▶ _Instruction_
Please transcribe the listing below in full and word for word, without its pictures.

▶ _The data_
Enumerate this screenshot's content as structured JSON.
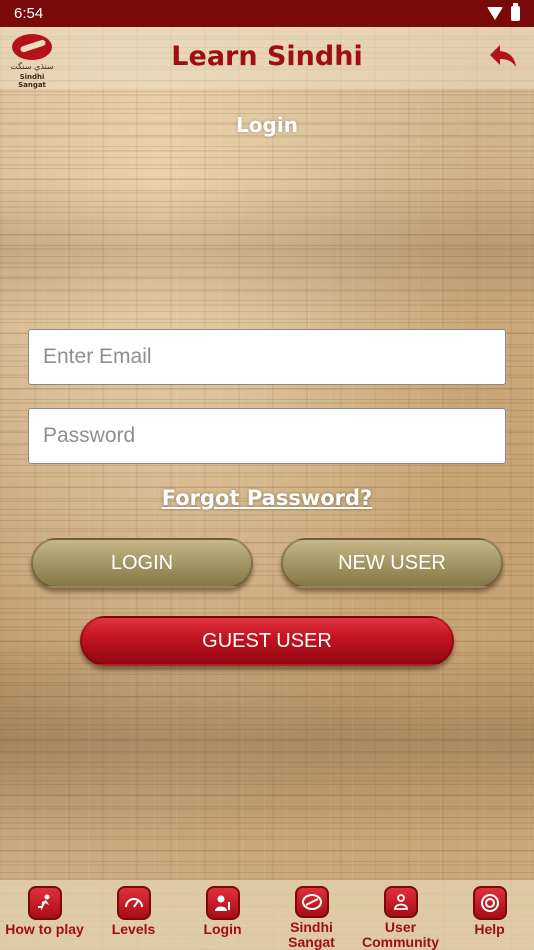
{
  "status_bar": {
    "time": "6:54"
  },
  "app_bar": {
    "title": "Learn Sindhi",
    "logo_urdu": "سنڌي سنگت",
    "logo_text": "Sindhi Sangat",
    "back_icon": "back-arrow-icon"
  },
  "login": {
    "heading": "Login",
    "email_placeholder": "Enter Email",
    "password_placeholder": "Password",
    "forgot_link": "Forgot Password? ",
    "login_button": "LOGIN",
    "new_user_button": "NEW USER",
    "guest_button": "GUEST USER"
  },
  "bottom_nav": {
    "items": [
      {
        "label": "How to play",
        "icon": "person-play-icon"
      },
      {
        "label": "Levels",
        "icon": "gauge-icon"
      },
      {
        "label": "Login",
        "icon": "user-login-icon"
      },
      {
        "label": "Sindhi Sangat",
        "icon": "sindhi-sangat-logo-icon"
      },
      {
        "label": "User Community",
        "icon": "community-icon"
      },
      {
        "label": "Help",
        "icon": "lifebuoy-icon"
      }
    ]
  },
  "colors": {
    "status_bar": "#7a0a0a",
    "brand_red": "#a10e12",
    "button_olive": "#a89968",
    "button_red": "#c2121f"
  }
}
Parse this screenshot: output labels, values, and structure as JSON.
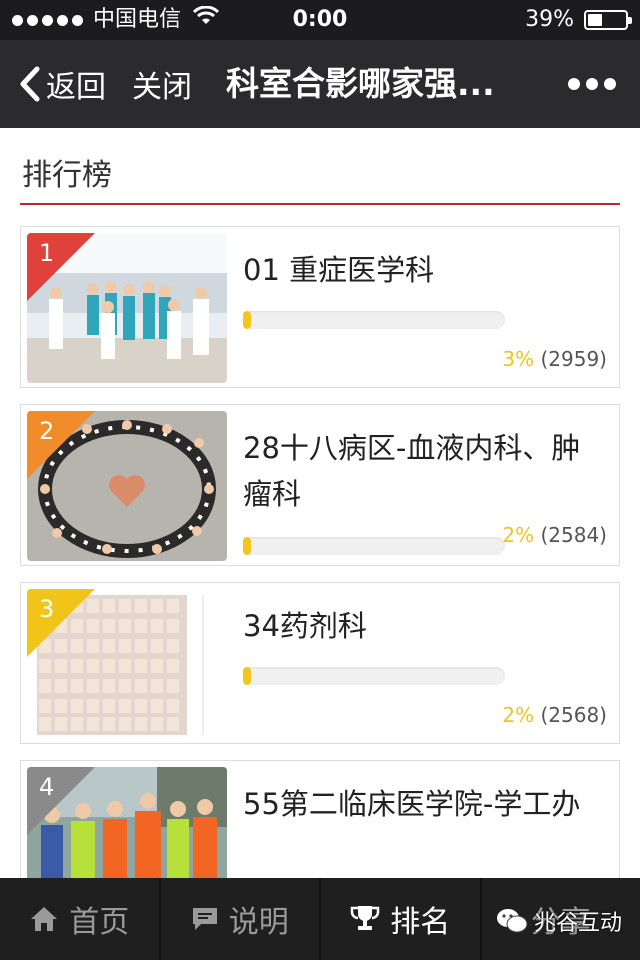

▶ _Result_
Enumerate this screenshot's content as structured JSON.
{
  "status_bar": {
    "time": "6:54"
  },
  "app_bar": {
    "title": "Learn Sindhi",
    "logo_urdu": "سنڌي سنگت",
    "logo_text": "Sindhi Sangat",
    "back_icon": "back-arrow-icon"
  },
  "login": {
    "heading": "Login",
    "email_placeholder": "Enter Email",
    "password_placeholder": "Password",
    "forgot_link": "Forgot Password? ",
    "login_button": "LOGIN",
    "new_user_button": "NEW USER",
    "guest_button": "GUEST USER"
  },
  "bottom_nav": {
    "items": [
      {
        "label": "How to play",
        "icon": "person-play-icon"
      },
      {
        "label": "Levels",
        "icon": "gauge-icon"
      },
      {
        "label": "Login",
        "icon": "user-login-icon"
      },
      {
        "label": "Sindhi Sangat",
        "icon": "sindhi-sangat-logo-icon"
      },
      {
        "label": "User Community",
        "icon": "community-icon"
      },
      {
        "label": "Help",
        "icon": "lifebuoy-icon"
      }
    ]
  },
  "colors": {
    "status_bar": "#7a0a0a",
    "brand_red": "#a10e12",
    "button_olive": "#a89968",
    "button_red": "#c2121f"
  }
}
Parse this screenshot: output labels, values, and structure as JSON.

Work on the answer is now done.